Directions. Below is a set of records; print all of them exactly as written.

Records provided.

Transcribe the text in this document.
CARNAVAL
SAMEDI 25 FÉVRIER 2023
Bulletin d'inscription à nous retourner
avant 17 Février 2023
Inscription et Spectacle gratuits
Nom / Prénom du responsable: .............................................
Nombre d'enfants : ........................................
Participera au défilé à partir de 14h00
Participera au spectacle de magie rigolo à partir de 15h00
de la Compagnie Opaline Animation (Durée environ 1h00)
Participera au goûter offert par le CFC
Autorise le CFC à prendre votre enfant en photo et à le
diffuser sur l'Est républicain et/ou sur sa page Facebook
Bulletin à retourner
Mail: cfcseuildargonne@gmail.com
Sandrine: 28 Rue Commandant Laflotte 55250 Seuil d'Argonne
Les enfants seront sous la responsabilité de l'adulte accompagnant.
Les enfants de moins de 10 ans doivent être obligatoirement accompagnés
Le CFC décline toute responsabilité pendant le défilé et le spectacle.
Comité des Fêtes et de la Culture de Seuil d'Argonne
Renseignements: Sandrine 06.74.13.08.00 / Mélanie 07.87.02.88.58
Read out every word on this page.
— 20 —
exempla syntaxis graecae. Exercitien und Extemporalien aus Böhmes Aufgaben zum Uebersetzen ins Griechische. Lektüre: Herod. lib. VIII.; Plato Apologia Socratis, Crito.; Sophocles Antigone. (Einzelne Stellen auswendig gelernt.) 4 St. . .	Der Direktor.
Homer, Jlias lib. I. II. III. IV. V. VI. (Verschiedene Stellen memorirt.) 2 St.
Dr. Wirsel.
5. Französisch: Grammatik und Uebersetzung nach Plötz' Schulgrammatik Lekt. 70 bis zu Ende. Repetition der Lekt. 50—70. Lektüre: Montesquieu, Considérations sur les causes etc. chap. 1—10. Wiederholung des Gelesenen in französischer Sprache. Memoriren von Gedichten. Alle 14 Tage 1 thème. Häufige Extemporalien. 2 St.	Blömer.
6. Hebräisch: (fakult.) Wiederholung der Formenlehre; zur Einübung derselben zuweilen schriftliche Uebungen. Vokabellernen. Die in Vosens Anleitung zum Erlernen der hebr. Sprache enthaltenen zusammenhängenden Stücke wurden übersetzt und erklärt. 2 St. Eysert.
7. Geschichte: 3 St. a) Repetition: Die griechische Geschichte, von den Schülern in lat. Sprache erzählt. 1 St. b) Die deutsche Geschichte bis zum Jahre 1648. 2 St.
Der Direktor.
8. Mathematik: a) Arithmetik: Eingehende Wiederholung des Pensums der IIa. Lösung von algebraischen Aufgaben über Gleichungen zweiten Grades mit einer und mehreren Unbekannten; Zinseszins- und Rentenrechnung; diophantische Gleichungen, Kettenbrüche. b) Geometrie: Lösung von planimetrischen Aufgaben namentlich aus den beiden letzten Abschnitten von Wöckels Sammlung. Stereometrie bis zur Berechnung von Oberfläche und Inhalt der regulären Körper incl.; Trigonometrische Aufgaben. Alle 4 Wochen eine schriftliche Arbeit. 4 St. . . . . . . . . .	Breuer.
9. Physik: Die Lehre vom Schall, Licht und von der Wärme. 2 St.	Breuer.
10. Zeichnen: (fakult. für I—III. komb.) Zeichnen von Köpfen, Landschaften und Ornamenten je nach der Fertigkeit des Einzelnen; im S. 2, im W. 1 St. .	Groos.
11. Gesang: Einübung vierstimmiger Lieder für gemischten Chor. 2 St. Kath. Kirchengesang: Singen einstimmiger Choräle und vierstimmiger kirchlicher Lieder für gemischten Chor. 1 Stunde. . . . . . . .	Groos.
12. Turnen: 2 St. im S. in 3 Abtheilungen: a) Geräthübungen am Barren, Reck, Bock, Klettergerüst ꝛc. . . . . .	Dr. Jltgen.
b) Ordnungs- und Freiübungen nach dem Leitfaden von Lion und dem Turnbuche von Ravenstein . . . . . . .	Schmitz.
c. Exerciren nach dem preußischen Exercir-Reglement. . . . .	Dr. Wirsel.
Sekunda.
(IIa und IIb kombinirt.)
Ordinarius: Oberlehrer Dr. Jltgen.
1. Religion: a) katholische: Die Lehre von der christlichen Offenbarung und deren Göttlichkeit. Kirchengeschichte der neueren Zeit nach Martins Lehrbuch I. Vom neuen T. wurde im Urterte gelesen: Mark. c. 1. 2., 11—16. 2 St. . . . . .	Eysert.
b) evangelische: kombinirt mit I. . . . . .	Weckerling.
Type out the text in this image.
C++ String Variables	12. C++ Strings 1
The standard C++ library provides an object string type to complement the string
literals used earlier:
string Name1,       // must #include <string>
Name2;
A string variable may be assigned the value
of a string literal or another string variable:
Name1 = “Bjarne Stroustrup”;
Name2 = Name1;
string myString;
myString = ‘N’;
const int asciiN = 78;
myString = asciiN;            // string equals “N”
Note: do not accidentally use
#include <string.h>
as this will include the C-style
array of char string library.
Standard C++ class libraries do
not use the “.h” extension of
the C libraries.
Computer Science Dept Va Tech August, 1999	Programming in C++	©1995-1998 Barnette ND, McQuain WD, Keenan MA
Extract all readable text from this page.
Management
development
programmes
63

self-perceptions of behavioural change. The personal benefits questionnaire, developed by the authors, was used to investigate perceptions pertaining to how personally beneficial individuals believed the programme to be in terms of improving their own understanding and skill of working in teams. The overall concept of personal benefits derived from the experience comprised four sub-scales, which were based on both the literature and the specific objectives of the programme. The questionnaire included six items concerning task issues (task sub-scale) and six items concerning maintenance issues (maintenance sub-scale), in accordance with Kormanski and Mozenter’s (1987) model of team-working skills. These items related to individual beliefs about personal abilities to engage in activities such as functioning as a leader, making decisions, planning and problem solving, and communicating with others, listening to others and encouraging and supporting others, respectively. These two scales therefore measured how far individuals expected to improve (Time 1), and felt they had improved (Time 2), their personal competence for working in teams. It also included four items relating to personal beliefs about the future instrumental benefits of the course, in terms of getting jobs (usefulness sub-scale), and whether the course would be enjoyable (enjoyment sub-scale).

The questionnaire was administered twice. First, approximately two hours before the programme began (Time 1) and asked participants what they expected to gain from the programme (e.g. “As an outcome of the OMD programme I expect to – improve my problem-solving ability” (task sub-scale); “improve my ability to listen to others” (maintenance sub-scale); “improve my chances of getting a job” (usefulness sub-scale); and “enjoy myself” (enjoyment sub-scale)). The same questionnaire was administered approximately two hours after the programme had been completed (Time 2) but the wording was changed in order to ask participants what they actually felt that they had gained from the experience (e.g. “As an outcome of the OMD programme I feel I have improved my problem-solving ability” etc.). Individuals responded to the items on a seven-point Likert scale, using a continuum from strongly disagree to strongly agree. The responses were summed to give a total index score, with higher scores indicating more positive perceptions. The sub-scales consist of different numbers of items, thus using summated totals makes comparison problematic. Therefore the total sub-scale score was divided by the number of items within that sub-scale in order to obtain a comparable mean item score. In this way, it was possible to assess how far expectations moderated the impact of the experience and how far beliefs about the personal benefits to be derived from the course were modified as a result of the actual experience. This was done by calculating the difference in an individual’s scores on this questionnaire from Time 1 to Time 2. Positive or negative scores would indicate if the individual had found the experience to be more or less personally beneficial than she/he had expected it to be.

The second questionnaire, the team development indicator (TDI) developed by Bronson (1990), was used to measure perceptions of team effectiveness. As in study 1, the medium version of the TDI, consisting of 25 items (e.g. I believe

Correct output.
Transcribe the text in this document.
CARNAVAL
SAMEDI 25 FÉVRIER 2023
Bulletin d'inscription à nous retourner
avant 17 Février 2023
Inscription et Spectacle gratuits
Nom / Prénom du responsable: .............................................
Nombre d'enfants : ........................................
Participera au défilé à partir de 14h00
Participera au spectacle de magie rigolo à partir de 15h00
de la Compagnie Opaline Animation (Durée environ 1h00)
Participera au goûter offert par le CFC
Autorise le CFC à prendre votre enfant en photo et à le
diffuser sur l'Est républicain et/ou sur sa page Facebook
Bulletin à retourner
Mail: cfcseuildargonne@gmail.com
Sandrine: 28 Rue Commandant Laflotte 55250 Seuil d'Argonne
Les enfants seront sous la responsabilité de l'adulte accompagnant.
Les enfants de moins de 10 ans doivent être obligatoirement accompagnés
Le CFC décline toute responsabilité pendant le défilé et le spectacle.
Comité des Fêtes et de la Culture de Seuil d'Argonne
Renseignements: Sandrine 06.74.13.08.00 / Mélanie 07.87.02.88.58
Read out every word on this page.
— 20 —
exempla syntaxis graecae. Exercitien und Extemporalien aus Böhmes Aufgaben zum Uebersetzen ins Griechische. Lektüre: Herod. lib. VIII.; Plato Apologia Socratis, Crito.; Sophocles Antigone. (Einzelne Stellen auswendig gelernt.) 4 St. . .	Der Direktor.
Homer, Jlias lib. I. II. III. IV. V. VI. (Verschiedene Stellen memorirt.) 2 St.
Dr. Wirsel.
5. Französisch: Grammatik und Uebersetzung nach Plötz' Schulgrammatik Lekt. 70 bis zu Ende. Repetition der Lekt. 50—70. Lektüre: Montesquieu, Considérations sur les causes etc. chap. 1—10. Wiederholung des Gelesenen in französischer Sprache. Memoriren von Gedichten. Alle 14 Tage 1 thème. Häufige Extemporalien. 2 St.	Blömer.
6. Hebräisch: (fakult.) Wiederholung der Formenlehre; zur Einübung derselben zuweilen schriftliche Uebungen. Vokabellernen. Die in Vosens Anleitung zum Erlernen der hebr. Sprache enthaltenen zusammenhängenden Stücke wurden übersetzt und erklärt. 2 St. Eysert.
7. Geschichte: 3 St. a) Repetition: Die griechische Geschichte, von den Schülern in lat. Sprache erzählt. 1 St. b) Die deutsche Geschichte bis zum Jahre 1648. 2 St.
Der Direktor.
8. Mathematik: a) Arithmetik: Eingehende Wiederholung des Pensums der IIa. Lösung von algebraischen Aufgaben über Gleichungen zweiten Grades mit einer und mehreren Unbekannten; Zinseszins- und Rentenrechnung; diophantische Gleichungen, Kettenbrüche. b) Geometrie: Lösung von planimetrischen Aufgaben namentlich aus den beiden letzten Abschnitten von Wöckels Sammlung. Stereometrie bis zur Berechnung von Oberfläche und Inhalt der regulären Körper incl.; Trigonometrische Aufgaben. Alle 4 Wochen eine schriftliche Arbeit. 4 St. . . . . . . . . .	Breuer.
9. Physik: Die Lehre vom Schall, Licht und von der Wärme. 2 St.	Breuer.
10. Zeichnen: (fakult. für I—III. komb.) Zeichnen von Köpfen, Landschaften und Ornamenten je nach der Fertigkeit des Einzelnen; im S. 2, im W. 1 St. .	Groos.
11. Gesang: Einübung vierstimmiger Lieder für gemischten Chor. 2 St. Kath. Kirchengesang: Singen einstimmiger Choräle und vierstimmiger kirchlicher Lieder für gemischten Chor. 1 Stunde. . . . . . . .	Groos.
12. Turnen: 2 St. im S. in 3 Abtheilungen: a) Geräthübungen am Barren, Reck, Bock, Klettergerüst ꝛc. . . . . .	Dr. Jltgen.
b) Ordnungs- und Freiübungen nach dem Leitfaden von Lion und dem Turnbuche von Ravenstein . . . . . . .	Schmitz.
c. Exerciren nach dem preußischen Exercir-Reglement. . . . .	Dr. Wirsel.
Sekunda.
(IIa und IIb kombinirt.)
Ordinarius: Oberlehrer Dr. Jltgen.
1. Religion: a) katholische: Die Lehre von der christlichen Offenbarung und deren Göttlichkeit. Kirchengeschichte der neueren Zeit nach Martins Lehrbuch I. Vom neuen T. wurde im Urterte gelesen: Mark. c. 1. 2., 11—16. 2 St. . . . . .	Eysert.
b) evangelische: kombinirt mit I. . . . . .	Weckerling.
Type out the text in this image.
C++ String Variables	12. C++ Strings 1
The standard C++ library provides an object string type to complement the string
literals used earlier:
string Name1,       // must #include <string>
Name2;
A string variable may be assigned the value
of a string literal or another string variable:
Name1 = “Bjarne Stroustrup”;
Name2 = Name1;
string myString;
myString = ‘N’;
const int asciiN = 78;
myString = asciiN;            // string equals “N”
Note: do not accidentally use
#include <string.h>
as this will include the C-style
array of char string library.
Standard C++ class libraries do
not use the “.h” extension of
the C libraries.
Computer Science Dept Va Tech August, 1999	Programming in C++	©1995-1998 Barnette ND, McQuain WD, Keenan MA
Extract all readable text from this page.
Management
development
programmes
63

self-perceptions of behavioural change. The personal benefits questionnaire, developed by the authors, was used to investigate perceptions pertaining to how personally beneficial individuals believed the programme to be in terms of improving their own understanding and skill of working in teams. The overall concept of personal benefits derived from the experience comprised four sub-scales, which were based on both the literature and the specific objectives of the programme. The questionnaire included six items concerning task issues (task sub-scale) and six items concerning maintenance issues (maintenance sub-scale), in accordance with Kormanski and Mozenter’s (1987) model of team-working skills. These items related to individual beliefs about personal abilities to engage in activities such as functioning as a leader, making decisions, planning and problem solving, and communicating with others, listening to others and encouraging and supporting others, respectively. These two scales therefore measured how far individuals expected to improve (Time 1), and felt they had improved (Time 2), their personal competence for working in teams. It also included four items relating to personal beliefs about the future instrumental benefits of the course, in terms of getting jobs (usefulness sub-scale), and whether the course would be enjoyable (enjoyment sub-scale).

The questionnaire was administered twice. First, approximately two hours before the programme began (Time 1) and asked participants what they expected to gain from the programme (e.g. “As an outcome of the OMD programme I expect to – improve my problem-solving ability” (task sub-scale); “improve my ability to listen to others” (maintenance sub-scale); “improve my chances of getting a job” (usefulness sub-scale); and “enjoy myself” (enjoyment sub-scale)). The same questionnaire was administered approximately two hours after the programme had been completed (Time 2) but the wording was changed in order to ask participants what they actually felt that they had gained from the experience (e.g. “As an outcome of the OMD programme I feel I have improved my problem-solving ability” etc.). Individuals responded to the items on a seven-point Likert scale, using a continuum from strongly disagree to strongly agree. The responses were summed to give a total index score, with higher scores indicating more positive perceptions. The sub-scales consist of different numbers of items, thus using summated totals makes comparison problematic. Therefore the total sub-scale score was divided by the number of items within that sub-scale in order to obtain a comparable mean item score. In this way, it was possible to assess how far expectations moderated the impact of the experience and how far beliefs about the personal benefits to be derived from the course were modified as a result of the actual experience. This was done by calculating the difference in an individual’s scores on this questionnaire from Time 1 to Time 2. Positive or negative scores would indicate if the individual had found the experience to be more or less personally beneficial than she/he had expected it to be.

The second questionnaire, the team development indicator (TDI) developed by Bronson (1990), was used to measure perceptions of team effectiveness. As in study 1, the medium version of the TDI, consisting of 25 items (e.g. I believe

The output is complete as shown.